**BRIEF:**
Return all of the data exactly as written, without the pictures.

**THE DATA:**
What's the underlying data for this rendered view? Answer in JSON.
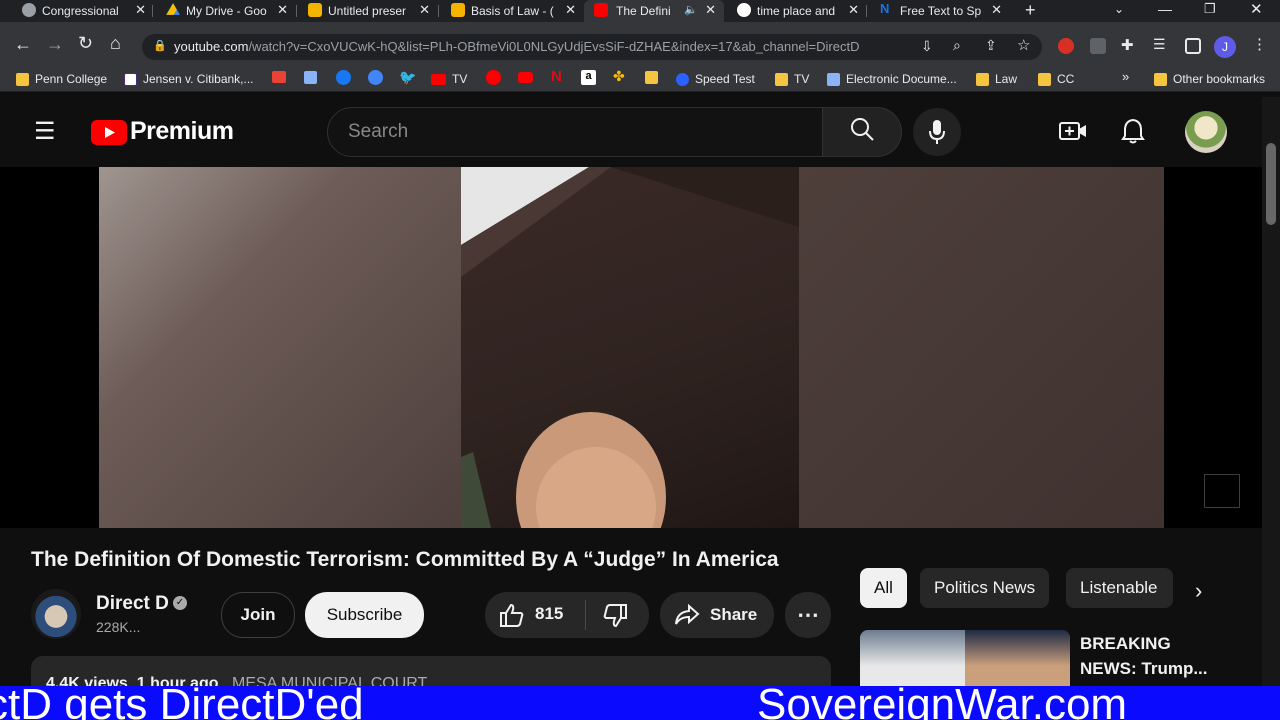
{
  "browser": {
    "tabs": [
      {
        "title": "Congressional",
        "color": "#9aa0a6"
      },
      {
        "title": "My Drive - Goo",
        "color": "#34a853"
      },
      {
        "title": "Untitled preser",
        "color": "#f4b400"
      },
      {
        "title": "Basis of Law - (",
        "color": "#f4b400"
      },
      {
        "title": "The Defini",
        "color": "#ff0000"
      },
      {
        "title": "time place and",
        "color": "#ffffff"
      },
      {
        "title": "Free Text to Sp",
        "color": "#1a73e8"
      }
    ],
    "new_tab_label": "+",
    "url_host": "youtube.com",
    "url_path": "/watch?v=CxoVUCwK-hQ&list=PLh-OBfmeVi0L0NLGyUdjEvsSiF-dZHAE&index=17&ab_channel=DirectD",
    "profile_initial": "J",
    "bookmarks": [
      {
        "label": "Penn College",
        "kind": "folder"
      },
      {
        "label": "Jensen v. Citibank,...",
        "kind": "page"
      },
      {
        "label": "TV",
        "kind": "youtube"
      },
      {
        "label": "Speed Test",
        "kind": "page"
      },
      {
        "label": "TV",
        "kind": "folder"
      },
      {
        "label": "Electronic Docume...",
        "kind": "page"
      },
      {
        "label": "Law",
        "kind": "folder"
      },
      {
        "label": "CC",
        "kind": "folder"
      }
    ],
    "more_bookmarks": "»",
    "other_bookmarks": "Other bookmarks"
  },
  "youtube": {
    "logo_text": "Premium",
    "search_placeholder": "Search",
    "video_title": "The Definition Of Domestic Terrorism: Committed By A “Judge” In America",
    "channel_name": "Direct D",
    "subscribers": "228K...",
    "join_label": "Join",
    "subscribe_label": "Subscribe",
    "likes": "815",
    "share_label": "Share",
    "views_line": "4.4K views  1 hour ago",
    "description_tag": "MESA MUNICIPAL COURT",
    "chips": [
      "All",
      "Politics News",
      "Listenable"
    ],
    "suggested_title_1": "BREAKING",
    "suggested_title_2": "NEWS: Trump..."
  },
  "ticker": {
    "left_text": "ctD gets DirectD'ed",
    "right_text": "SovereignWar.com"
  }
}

**ANSWER TO THE PROBLEM:**
What's the underlying data for this rendered view? Answer in JSON.
{
  "browser": {
    "tabs": [
      {
        "title": "Congressional",
        "color": "#9aa0a6"
      },
      {
        "title": "My Drive - Goo",
        "color": "#34a853"
      },
      {
        "title": "Untitled preser",
        "color": "#f4b400"
      },
      {
        "title": "Basis of Law - (",
        "color": "#f4b400"
      },
      {
        "title": "The Defini",
        "color": "#ff0000"
      },
      {
        "title": "time place and",
        "color": "#ffffff"
      },
      {
        "title": "Free Text to Sp",
        "color": "#1a73e8"
      }
    ],
    "new_tab_label": "+",
    "url_host": "youtube.com",
    "url_path": "/watch?v=CxoVUCwK-hQ&list=PLh-OBfmeVi0L0NLGyUdjEvsSiF-dZHAE&index=17&ab_channel=DirectD",
    "profile_initial": "J",
    "bookmarks": [
      {
        "label": "Penn College",
        "kind": "folder"
      },
      {
        "label": "Jensen v. Citibank,...",
        "kind": "page"
      },
      {
        "label": "TV",
        "kind": "youtube"
      },
      {
        "label": "Speed Test",
        "kind": "page"
      },
      {
        "label": "TV",
        "kind": "folder"
      },
      {
        "label": "Electronic Docume...",
        "kind": "page"
      },
      {
        "label": "Law",
        "kind": "folder"
      },
      {
        "label": "CC",
        "kind": "folder"
      }
    ],
    "more_bookmarks": "»",
    "other_bookmarks": "Other bookmarks"
  },
  "youtube": {
    "logo_text": "Premium",
    "search_placeholder": "Search",
    "video_title": "The Definition Of Domestic Terrorism: Committed By A “Judge” In America",
    "channel_name": "Direct D",
    "subscribers": "228K...",
    "join_label": "Join",
    "subscribe_label": "Subscribe",
    "likes": "815",
    "share_label": "Share",
    "views_line": "4.4K views  1 hour ago",
    "description_tag": "MESA MUNICIPAL COURT",
    "chips": [
      "All",
      "Politics News",
      "Listenable"
    ],
    "suggested_title_1": "BREAKING",
    "suggested_title_2": "NEWS: Trump..."
  },
  "ticker": {
    "left_text": "ctD gets DirectD'ed",
    "right_text": "SovereignWar.com"
  }
}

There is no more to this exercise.